Given instruction:
Your task is to extract every line from the material below exactly.

Exercise materials:
— begin —

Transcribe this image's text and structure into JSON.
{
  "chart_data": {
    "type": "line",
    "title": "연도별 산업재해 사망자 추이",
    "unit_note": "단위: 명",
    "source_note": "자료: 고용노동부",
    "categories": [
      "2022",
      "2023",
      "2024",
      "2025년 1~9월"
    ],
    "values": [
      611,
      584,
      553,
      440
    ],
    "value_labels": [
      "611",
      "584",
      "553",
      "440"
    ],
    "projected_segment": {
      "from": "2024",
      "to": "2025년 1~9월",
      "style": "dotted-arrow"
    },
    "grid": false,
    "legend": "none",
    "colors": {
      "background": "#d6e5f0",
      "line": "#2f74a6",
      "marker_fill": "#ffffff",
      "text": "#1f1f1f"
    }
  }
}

— end —

Complete output:
Transcribe this image's text and structure into JSON.
{
  "chart_data": {
    "type": "line",
    "title": "연도별 산업재해 사망자 추이",
    "unit_note": "단위: 명",
    "source_note": "자료: 고용노동부",
    "categories": [
      "2022",
      "2023",
      "2024",
      "2025년 1~9월"
    ],
    "values": [
      611,
      584,
      553,
      440
    ],
    "value_labels": [
      "611",
      "584",
      "553",
      "440"
    ],
    "projected_segment": {
      "from": "2024",
      "to": "2025년 1~9월",
      "style": "dotted-arrow"
    },
    "grid": false,
    "legend": "none",
    "colors": {
      "background": "#d6e5f0",
      "line": "#2f74a6",
      "marker_fill": "#ffffff",
      "text": "#1f1f1f"
    }
  }
}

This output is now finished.